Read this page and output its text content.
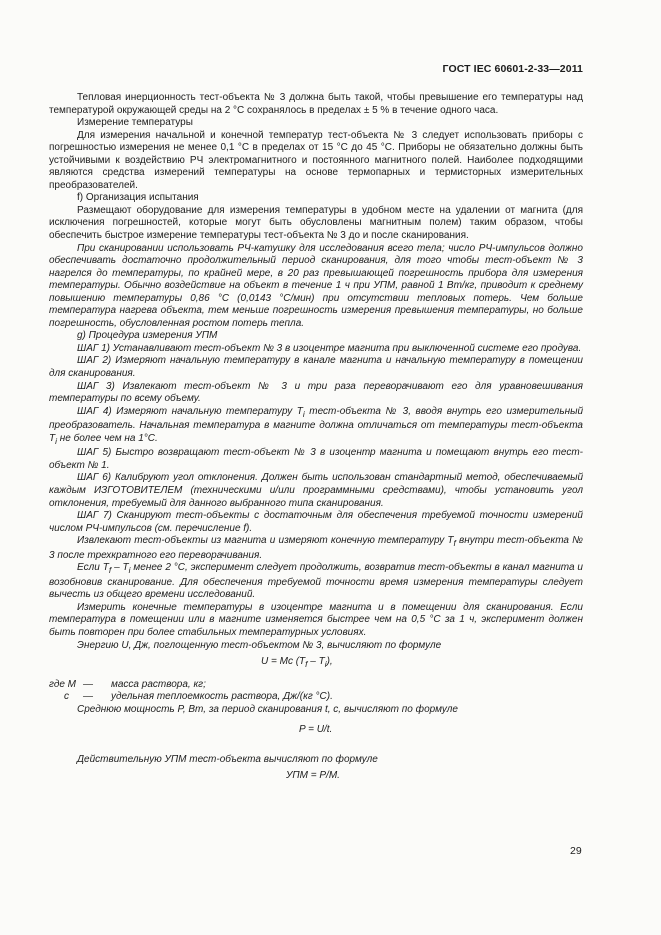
ГОСТ IEC 60601-2-33—2011

Тепловая инерционность тест-объекта № 3 должна быть такой, чтобы превышение его температуры над температурой окружающей среды на 2 °С сохранялось в пределах ± 5 % в течение одного часа.

Измерение температуры

Для измерения начальной и конечной температур тест-объекта № 3 следует использовать приборы с погрешностью измерения не менее 0,1 °С в пределах от 15 °С до 45 °С. Приборы не обязательно должны быть устойчивыми к воздействию РЧ электромагнитного и постоянного магнитного полей. Наиболее подходящими являются средства измерений температуры на основе термопарных и термисторных измерительных преобразователей.

f) Организация испытания

Размещают оборудование для измерения температуры в удобном месте на удалении от магнита (для исключения погрешностей, которые могут быть обусловлены магнитным полем) таким образом, чтобы обеспечить быстрое измерение температуры тест-объекта № 3 до и после сканирования.

При сканировании использовать РЧ-катушку для исследования всего тела; число РЧ-импульсов должно обеспечивать достаточно продолжительный период сканирования, для того чтобы тест-объект № 3 нагрелся до температуры, по крайней мере, в 20 раз превышающей погрешность прибора для измерения температуры. Обычно воздействие на объект в течение 1 ч при УПМ, равной 1 Вт/кг, приводит к среднему повышению температуры 0,86 °С (0,0143 °С/мин) при отсутствии тепловых потерь. Чем больше температура нагрева объекта, тем меньше погрешность измерения превышения температуры, но больше погрешность, обусловленная ростом потерь тепла.

g) Процедура измерения УПМ

ШАГ 1) Устанавливают тест-объект № 3 в изоцентре магнита при выключенной системе его продува.

ШАГ 2) Измеряют начальную температуру в канале магнита и начальную температуру в помещении для сканирования.

ШАГ 3) Извлекают тест-объект № 3 и три раза переворачивают его для уравновешивания температуры по всему объему.

ШАГ 4) Измеряют начальную температуру $T_i$ тест-объекта № 3, вводя внутрь его измерительный преобразователь. Начальная температура в магните должна отличаться от температуры тест-объекта $T_i$ не более чем на 1°С.

ШАГ 5) Быстро возвращают тест-объект № 3 в изоцентр магнита и помещают внутрь его тест-объект № 1.

ШАГ 6) Калибруют угол отклонения. Должен быть использован стандартный метод, обеспечиваемый каждым ИЗГОТОВИТЕЛЕМ (техническими и/или программными средствами), чтобы установить угол отклонения, требуемый для данного выбранного типа сканирования.

ШАГ 7) Сканируют тест-объекты с достаточным для обеспечения требуемой точности измерений числом РЧ-импульсов (см. перечисление f).

Извлекают тест-объекты из магнита и измеряют конечную температуру $T_f$ внутри тест-объекта № 3 после трехкратного его переворачивания.

Если $T_f - T_i$ менее 2 °С, эксперимент следует продолжить, возвратив тест-объекты в канал магнита и возобновив сканирование. Для обеспечения требуемой точности время измерения температуры следует вычесть из общего времени исследований.

Измерить конечные температуры в изоцентре магнита и в помещении для сканирования. Если температура в помещении или в магните изменяется быстрее чем на 0,5 °С за 1 ч, эксперимент должен быть повторен при более стабильных температурных условиях.

Энергию U, Дж, поглощенную тест-объектом № 3, вычисляют по формуле

U = Mc $(T_f - T_i)$,
где M —	масса раствора, кг;
c	—	удельная теплоемкость раствора, Дж/(кг °С).

Среднюю мощность P, Вт, за период сканирования t, с, вычисляют по формуле

P = U/t.

Действительную УПМ тест-объекта вычисляют по формуле

УПМ = P/M.
29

* [What you need to do]: Track down every line holding the string "раствора" and copy it.

* [Full response]:
где M —	масса раствора, кг;
c	—	удельная теплоемкость раствора, Дж/(кг °С).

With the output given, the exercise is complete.